> [Short task]
Transcribe the listing below word for word.

-- begin Provided material --

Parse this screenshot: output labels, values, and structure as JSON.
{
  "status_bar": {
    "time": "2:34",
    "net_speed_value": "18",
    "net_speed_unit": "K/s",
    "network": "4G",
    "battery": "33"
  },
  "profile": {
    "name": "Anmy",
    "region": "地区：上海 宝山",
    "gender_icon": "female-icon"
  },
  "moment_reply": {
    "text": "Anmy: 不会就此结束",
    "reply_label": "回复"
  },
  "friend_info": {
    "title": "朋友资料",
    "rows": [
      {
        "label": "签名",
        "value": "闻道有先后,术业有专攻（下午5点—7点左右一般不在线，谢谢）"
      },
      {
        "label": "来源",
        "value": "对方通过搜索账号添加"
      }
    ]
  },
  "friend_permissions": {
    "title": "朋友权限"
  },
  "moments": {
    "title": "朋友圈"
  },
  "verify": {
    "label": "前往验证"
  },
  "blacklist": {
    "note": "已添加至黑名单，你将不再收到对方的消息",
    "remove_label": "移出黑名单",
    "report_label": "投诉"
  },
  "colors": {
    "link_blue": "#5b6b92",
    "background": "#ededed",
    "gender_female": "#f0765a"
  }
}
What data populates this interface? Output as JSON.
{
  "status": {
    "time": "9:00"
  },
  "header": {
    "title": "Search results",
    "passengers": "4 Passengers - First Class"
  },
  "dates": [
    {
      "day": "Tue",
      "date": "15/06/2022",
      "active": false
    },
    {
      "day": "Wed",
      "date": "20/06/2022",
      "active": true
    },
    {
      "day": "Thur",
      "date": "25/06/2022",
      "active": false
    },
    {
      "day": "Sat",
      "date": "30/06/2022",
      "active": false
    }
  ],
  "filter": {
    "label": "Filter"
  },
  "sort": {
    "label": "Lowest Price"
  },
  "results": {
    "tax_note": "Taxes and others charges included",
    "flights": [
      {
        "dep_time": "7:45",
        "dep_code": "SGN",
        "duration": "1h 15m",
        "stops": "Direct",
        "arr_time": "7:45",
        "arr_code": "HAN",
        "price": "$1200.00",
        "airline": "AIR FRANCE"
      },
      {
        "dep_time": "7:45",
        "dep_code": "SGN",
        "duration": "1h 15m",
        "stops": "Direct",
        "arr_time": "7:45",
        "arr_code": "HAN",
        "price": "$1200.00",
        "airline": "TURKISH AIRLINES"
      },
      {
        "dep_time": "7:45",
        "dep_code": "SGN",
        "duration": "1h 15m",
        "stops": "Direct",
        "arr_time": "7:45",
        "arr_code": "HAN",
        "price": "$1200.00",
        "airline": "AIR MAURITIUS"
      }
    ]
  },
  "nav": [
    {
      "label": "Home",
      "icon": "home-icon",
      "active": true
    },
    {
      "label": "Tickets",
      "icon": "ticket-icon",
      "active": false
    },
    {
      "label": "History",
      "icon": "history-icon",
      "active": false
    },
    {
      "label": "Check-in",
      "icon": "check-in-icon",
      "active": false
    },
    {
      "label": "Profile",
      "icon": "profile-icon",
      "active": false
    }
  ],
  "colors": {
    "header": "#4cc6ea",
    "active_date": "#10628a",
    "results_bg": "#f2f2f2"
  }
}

-- end Provided material --

> [The answer]
Parse this screenshot: output labels, values, and structure as JSON.
{
  "status_bar": {
    "time": "2:34",
    "net_speed_value": "18",
    "net_speed_unit": "K/s",
    "network": "4G",
    "battery": "33"
  },
  "profile": {
    "name": "Anmy",
    "region": "地区：上海 宝山",
    "gender_icon": "female-icon"
  },
  "moment_reply": {
    "text": "Anmy: 不会就此结束",
    "reply_label": "回复"
  },
  "friend_info": {
    "title": "朋友资料",
    "rows": [
      {
        "label": "签名",
        "value": "闻道有先后,术业有专攻（下午5点—7点左右一般不在线，谢谢）"
      },
      {
        "label": "来源",
        "value": "对方通过搜索账号添加"
      }
    ]
  },
  "friend_permissions": {
    "title": "朋友权限"
  },
  "moments": {
    "title": "朋友圈"
  },
  "verify": {
    "label": "前往验证"
  },
  "blacklist": {
    "note": "已添加至黑名单，你将不再收到对方的消息",
    "remove_label": "移出黑名单",
    "report_label": "投诉"
  },
  "colors": {
    "link_blue": "#5b6b92",
    "background": "#ededed",
    "gender_female": "#f0765a"
  }
}
What data populates this interface? Output as JSON.
{
  "status": {
    "time": "9:00"
  },
  "header": {
    "title": "Search results",
    "passengers": "4 Passengers - First Class"
  },
  "dates": [
    {
      "day": "Tue",
      "date": "15/06/2022",
      "active": false
    },
    {
      "day": "Wed",
      "date": "20/06/2022",
      "active": true
    },
    {
      "day": "Thur",
      "date": "25/06/2022",
      "active": false
    },
    {
      "day": "Sat",
      "date": "30/06/2022",
      "active": false
    }
  ],
  "filter": {
    "label": "Filter"
  },
  "sort": {
    "label": "Lowest Price"
  },
  "results": {
    "tax_note": "Taxes and others charges included",
    "flights": [
      {
        "dep_time": "7:45",
        "dep_code": "SGN",
        "duration": "1h 15m",
        "stops": "Direct",
        "arr_time": "7:45",
        "arr_code": "HAN",
        "price": "$1200.00",
        "airline": "AIR FRANCE"
      },
      {
        "dep_time": "7:45",
        "dep_code": "SGN",
        "duration": "1h 15m",
        "stops": "Direct",
        "arr_time": "7:45",
        "arr_code": "HAN",
        "price": "$1200.00",
        "airline": "TURKISH AIRLINES"
      },
      {
        "dep_time": "7:45",
        "dep_code": "SGN",
        "duration": "1h 15m",
        "stops": "Direct",
        "arr_time": "7:45",
        "arr_code": "HAN",
        "price": "$1200.00",
        "airline": "AIR MAURITIUS"
      }
    ]
  },
  "nav": [
    {
      "label": "Home",
      "icon": "home-icon",
      "active": true
    },
    {
      "label": "Tickets",
      "icon": "ticket-icon",
      "active": false
    },
    {
      "label": "History",
      "icon": "history-icon",
      "active": false
    },
    {
      "label": "Check-in",
      "icon": "check-in-icon",
      "active": false
    },
    {
      "label": "Profile",
      "icon": "profile-icon",
      "active": false
    }
  ],
  "colors": {
    "header": "#4cc6ea",
    "active_date": "#10628a",
    "results_bg": "#f2f2f2"
  }
}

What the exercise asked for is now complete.